• GIVEN REQUEST: Keep the images out and copy every entry below exactly.

------------------------------

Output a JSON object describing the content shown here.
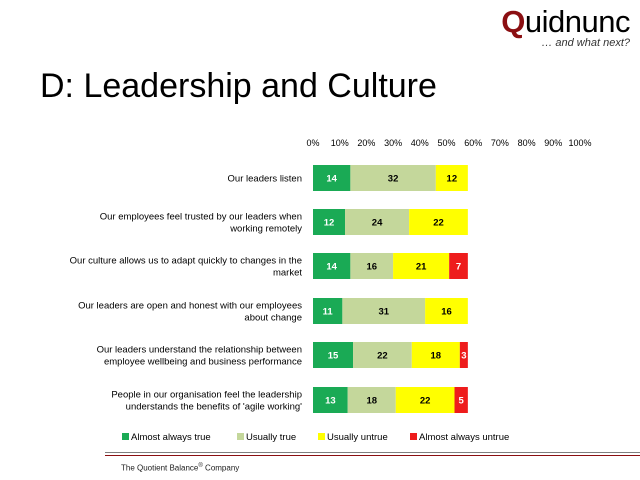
{
  "logo": {
    "initial": "Q",
    "rest": "uidnunc",
    "tagline": "… and what next?"
  },
  "slide_title": "D: Leadership and Culture",
  "footer": {
    "company": "The Quotient Balance",
    "reg_mark": "®",
    "suffix": " Company"
  },
  "chart_data": {
    "type": "bar",
    "orientation": "horizontal",
    "stacked": true,
    "xlim": [
      0,
      100
    ],
    "x_ticks": [
      "0%",
      "10%",
      "20%",
      "30%",
      "40%",
      "50%",
      "60%",
      "70%",
      "80%",
      "90%",
      "100%"
    ],
    "legend_position": "bottom",
    "categories": [
      [
        "Our leaders listen"
      ],
      [
        "Our employees feel trusted by our leaders when",
        "working remotely"
      ],
      [
        "Our culture allows us to adapt quickly to changes in the",
        "market"
      ],
      [
        "Our leaders are open and honest with our employees",
        "about change"
      ],
      [
        "Our leaders understand the relationship between",
        "employee wellbeing and business performance"
      ],
      [
        "People in our organisation feel the leadership",
        "understands the benefits of 'agile working'"
      ]
    ],
    "series": [
      {
        "name": "Almost always true",
        "color": "#1aaa55",
        "label_color": "#ffffff",
        "values": [
          14,
          12,
          14,
          11,
          15,
          13
        ]
      },
      {
        "name": "Usually true",
        "color": "#c4d79b",
        "label_color": "#000000",
        "values": [
          32,
          24,
          16,
          31,
          22,
          18
        ]
      },
      {
        "name": "Usually untrue",
        "color": "#ffff00",
        "label_color": "#000000",
        "values": [
          12,
          22,
          21,
          16,
          18,
          22
        ]
      },
      {
        "name": "Almost always untrue",
        "color": "#ee1c1c",
        "label_color": "#ffffff",
        "values": [
          0,
          0,
          7,
          0,
          3,
          5
        ]
      }
    ]
  }
}
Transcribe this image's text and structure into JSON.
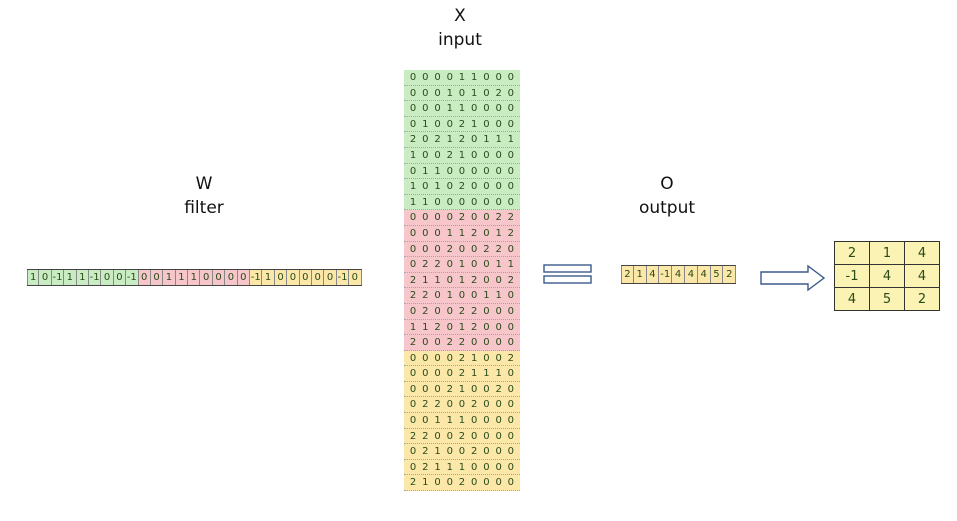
{
  "labels": {
    "w_symbol": "W",
    "w_name": "filter",
    "x_symbol": "X",
    "x_name": "input",
    "o_symbol": "O",
    "o_name": "output"
  },
  "colors": {
    "green": "#c9ecc2",
    "red": "#f6c6cb",
    "yellow": "#fbe7a8",
    "matrix": "#fbf3b3"
  },
  "filter": [
    {
      "color": "green",
      "values": [
        "1",
        "0",
        "-1",
        "1",
        "1",
        "-1",
        "0",
        "0",
        "-1"
      ]
    },
    {
      "color": "red",
      "values": [
        "0",
        "0",
        "1",
        "1",
        "1",
        "0",
        "0",
        "0",
        "0"
      ]
    },
    {
      "color": "yellow",
      "values": [
        "-1",
        "1",
        "0",
        "0",
        "0",
        "0",
        "0",
        "-1",
        "0"
      ]
    }
  ],
  "input": [
    {
      "color": "green",
      "rows": [
        "0 0 0 0 1 1 0 0 0",
        "0 0 0 1 0 1 0 2 0",
        "0 0 0 1 1 0 0 0 0",
        "0 1 0 0 2 1 0 0 0",
        "2 0 2 1 2 0 1 1 1",
        "1 0 0 2 1 0 0 0 0",
        "0 1 1 0 0 0 0 0 0",
        "1 0 1 0 2 0 0 0 0",
        "1 1 0 0 0 0 0 0 0"
      ]
    },
    {
      "color": "red",
      "rows": [
        "0 0 0 0 2 0 0 2 2",
        "0 0 0 1 1 2 0 1 2",
        "0 0 0 2 0 0 2 2 0",
        "0 2 2 0 1 0 0 1 1",
        "2 1 1 0 1 2 0 0 2",
        "2 2 0 1 0 0 1 1 0",
        "0 2 0 0 2 2 0 0 0",
        "1 1 2 0 1 2 0 0 0",
        "2 0 0 2 2 0 0 0 0"
      ]
    },
    {
      "color": "yellow",
      "rows": [
        "0 0 0 0 2 1 0 0 2",
        "0 0 0 0 2 1 1 1 0",
        "0 0 0 2 1 0 0 2 0",
        "0 2 2 0 0 2 0 0 0",
        "0 0 1 1 1 0 0 0 0",
        "2 2 0 0 2 0 0 0 0",
        "0 2 1 0 0 2 0 0 0",
        "0 2 1 1 1 0 0 0 0",
        "2 1 0 0 2 0 0 0 0"
      ]
    }
  ],
  "output_vector": [
    "2",
    "1",
    "4",
    "-1",
    "4",
    "4",
    "4",
    "5",
    "2"
  ],
  "output_matrix": [
    [
      "2",
      "1",
      "4"
    ],
    [
      "-1",
      "4",
      "4"
    ],
    [
      "4",
      "5",
      "2"
    ]
  ]
}
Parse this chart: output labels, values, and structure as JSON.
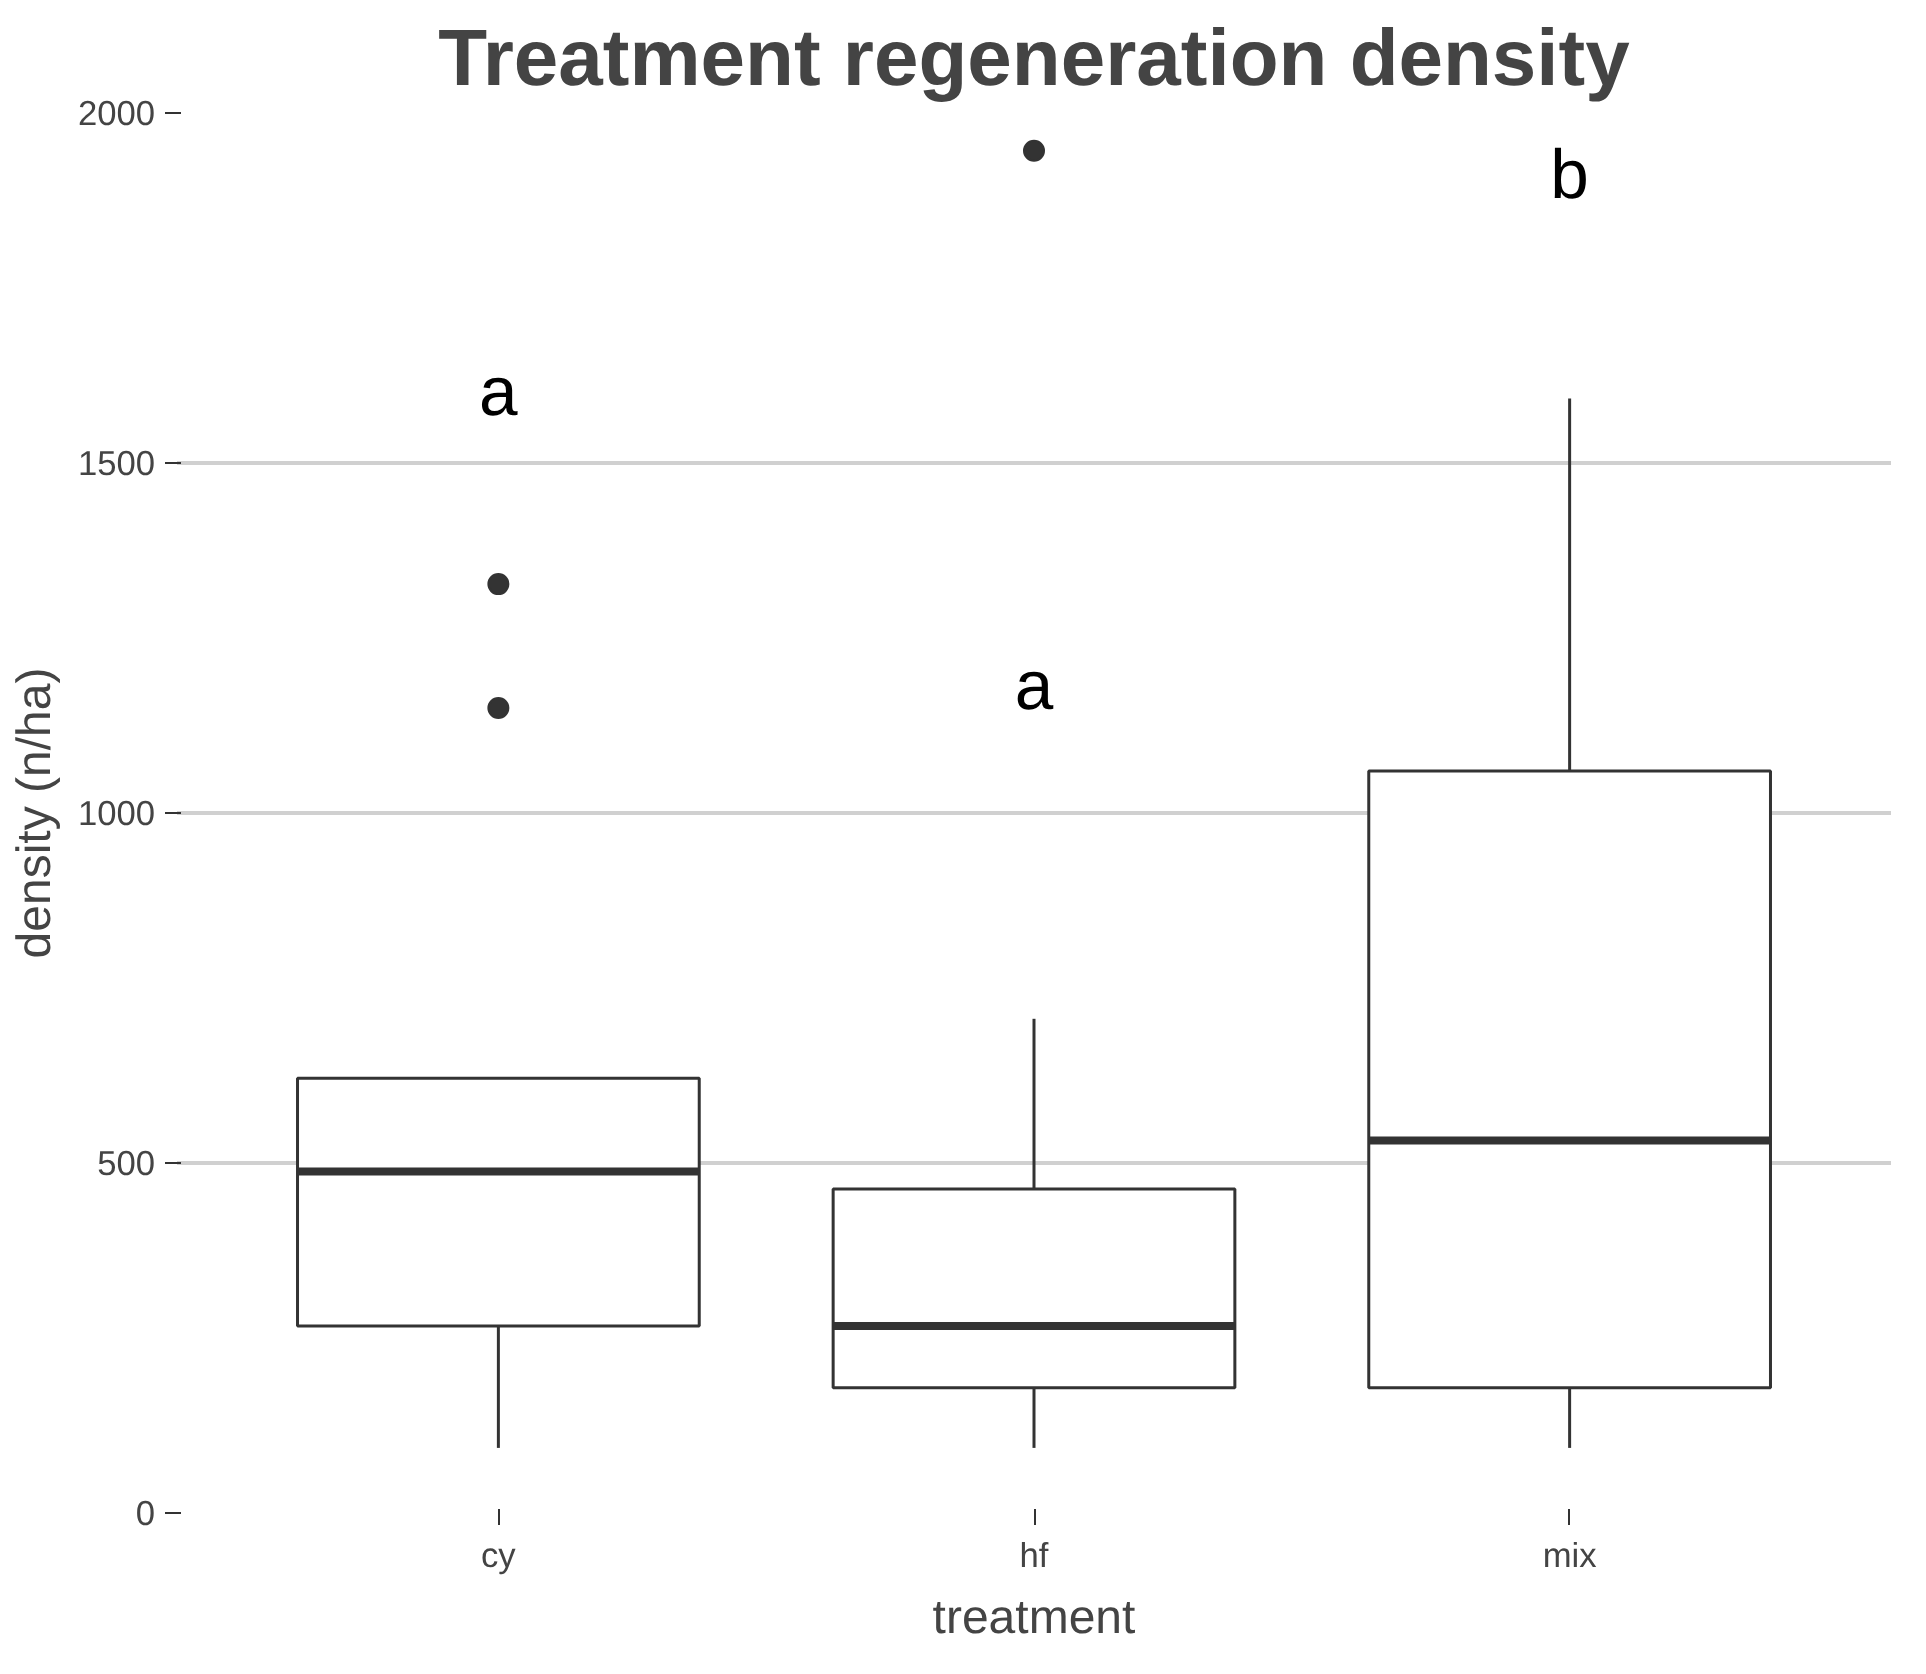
{
  "chart_data": {
    "type": "box",
    "title": "Treatment regeneration density",
    "xlabel": "treatment",
    "ylabel": "density (n/ha)",
    "categories": [
      "cy",
      "hf",
      "mix"
    ],
    "boxes": [
      {
        "low": 93,
        "q1": 267,
        "median": 488,
        "q3": 621,
        "high": 621,
        "outliers": [
          1150,
          1327
        ]
      },
      {
        "low": 93,
        "q1": 179,
        "median": 267,
        "q3": 463,
        "high": 706,
        "outliers": [
          1946
        ]
      },
      {
        "low": 93,
        "q1": 179,
        "median": 532,
        "q3": 1060,
        "high": 1592
      }
    ],
    "ylim": [
      0,
      2000
    ],
    "yticks": [
      0,
      500,
      1000,
      1500,
      2000
    ],
    "grid": "y",
    "annotations": [
      "a",
      "a",
      "b"
    ]
  }
}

------------------------------

• RESPONSE:
Output a JSON object describing the content shown here.
{
  "logo": {
    "initial": "Q",
    "rest": "uidnunc",
    "tagline": "… and what next?"
  },
  "slide_title": "D: Leadership and Culture",
  "footer": {
    "company": "The Quotient Balance",
    "reg_mark": "®",
    "suffix": " Company"
  },
  "chart_data": {
    "type": "bar",
    "orientation": "horizontal",
    "stacked": true,
    "xlim": [
      0,
      100
    ],
    "x_ticks": [
      "0%",
      "10%",
      "20%",
      "30%",
      "40%",
      "50%",
      "60%",
      "70%",
      "80%",
      "90%",
      "100%"
    ],
    "legend_position": "bottom",
    "categories": [
      [
        "Our leaders listen"
      ],
      [
        "Our employees feel trusted by our leaders when",
        "working remotely"
      ],
      [
        "Our culture allows us to adapt quickly to changes in the",
        "market"
      ],
      [
        "Our leaders are open and honest with our employees",
        "about change"
      ],
      [
        "Our leaders understand the relationship between",
        "employee wellbeing and business performance"
      ],
      [
        "People in our organisation feel the leadership",
        "understands the benefits of 'agile working'"
      ]
    ],
    "series": [
      {
        "name": "Almost always true",
        "color": "#1aaa55",
        "label_color": "#ffffff",
        "values": [
          14,
          12,
          14,
          11,
          15,
          13
        ]
      },
      {
        "name": "Usually true",
        "color": "#c4d79b",
        "label_color": "#000000",
        "values": [
          32,
          24,
          16,
          31,
          22,
          18
        ]
      },
      {
        "name": "Usually untrue",
        "color": "#ffff00",
        "label_color": "#000000",
        "values": [
          12,
          22,
          21,
          16,
          18,
          22
        ]
      },
      {
        "name": "Almost always untrue",
        "color": "#ee1c1c",
        "label_color": "#ffffff",
        "values": [
          0,
          0,
          7,
          0,
          3,
          5
        ]
      }
    ]
  }
}
Transcribe this image's text and structure into JSON.
{
  "labels": {
    "w_symbol": "W",
    "w_name": "filter",
    "x_symbol": "X",
    "x_name": "input",
    "o_symbol": "O",
    "o_name": "output"
  },
  "colors": {
    "green": "#c9ecc2",
    "red": "#f6c6cb",
    "yellow": "#fbe7a8",
    "matrix": "#fbf3b3"
  },
  "filter": [
    {
      "color": "green",
      "values": [
        "1",
        "0",
        "-1",
        "1",
        "1",
        "-1",
        "0",
        "0",
        "-1"
      ]
    },
    {
      "color": "red",
      "values": [
        "0",
        "0",
        "1",
        "1",
        "1",
        "0",
        "0",
        "0",
        "0"
      ]
    },
    {
      "color": "yellow",
      "values": [
        "-1",
        "1",
        "0",
        "0",
        "0",
        "0",
        "0",
        "-1",
        "0"
      ]
    }
  ],
  "input": [
    {
      "color": "green",
      "rows": [
        "0 0 0 0 1 1 0 0 0",
        "0 0 0 1 0 1 0 2 0",
        "0 0 0 1 1 0 0 0 0",
        "0 1 0 0 2 1 0 0 0",
        "2 0 2 1 2 0 1 1 1",
        "1 0 0 2 1 0 0 0 0",
        "0 1 1 0 0 0 0 0 0",
        "1 0 1 0 2 0 0 0 0",
        "1 1 0 0 0 0 0 0 0"
      ]
    },
    {
      "color": "red",
      "rows": [
        "0 0 0 0 2 0 0 2 2",
        "0 0 0 1 1 2 0 1 2",
        "0 0 0 2 0 0 2 2 0",
        "0 2 2 0 1 0 0 1 1",
        "2 1 1 0 1 2 0 0 2",
        "2 2 0 1 0 0 1 1 0",
        "0 2 0 0 2 2 0 0 0",
        "1 1 2 0 1 2 0 0 0",
        "2 0 0 2 2 0 0 0 0"
      ]
    },
    {
      "color": "yellow",
      "rows": [
        "0 0 0 0 2 1 0 0 2",
        "0 0 0 0 2 1 1 1 0",
        "0 0 0 2 1 0 0 2 0",
        "0 2 2 0 0 2 0 0 0",
        "0 0 1 1 1 0 0 0 0",
        "2 2 0 0 2 0 0 0 0",
        "0 2 1 0 0 2 0 0 0",
        "0 2 1 1 1 0 0 0 0",
        "2 1 0 0 2 0 0 0 0"
      ]
    }
  ],
  "output_vector": [
    "2",
    "1",
    "4",
    "-1",
    "4",
    "4",
    "4",
    "5",
    "2"
  ],
  "output_matrix": [
    [
      "2",
      "1",
      "4"
    ],
    [
      "-1",
      "4",
      "4"
    ],
    [
      "4",
      "5",
      "2"
    ]
  ]
}
Parse this chart: output labels, values, and structure as JSON.
{
  "chart_data": {
    "type": "box",
    "title": "Treatment regeneration density",
    "xlabel": "treatment",
    "ylabel": "density (n/ha)",
    "categories": [
      "cy",
      "hf",
      "mix"
    ],
    "boxes": [
      {
        "low": 93,
        "q1": 267,
        "median": 488,
        "q3": 621,
        "high": 621,
        "outliers": [
          1150,
          1327
        ]
      },
      {
        "low": 93,
        "q1": 179,
        "median": 267,
        "q3": 463,
        "high": 706,
        "outliers": [
          1946
        ]
      },
      {
        "low": 93,
        "q1": 179,
        "median": 532,
        "q3": 1060,
        "high": 1592
      }
    ],
    "ylim": [
      0,
      2000
    ],
    "yticks": [
      0,
      500,
      1000,
      1500,
      2000
    ],
    "grid": "y",
    "annotations": [
      "a",
      "a",
      "b"
    ]
  }
}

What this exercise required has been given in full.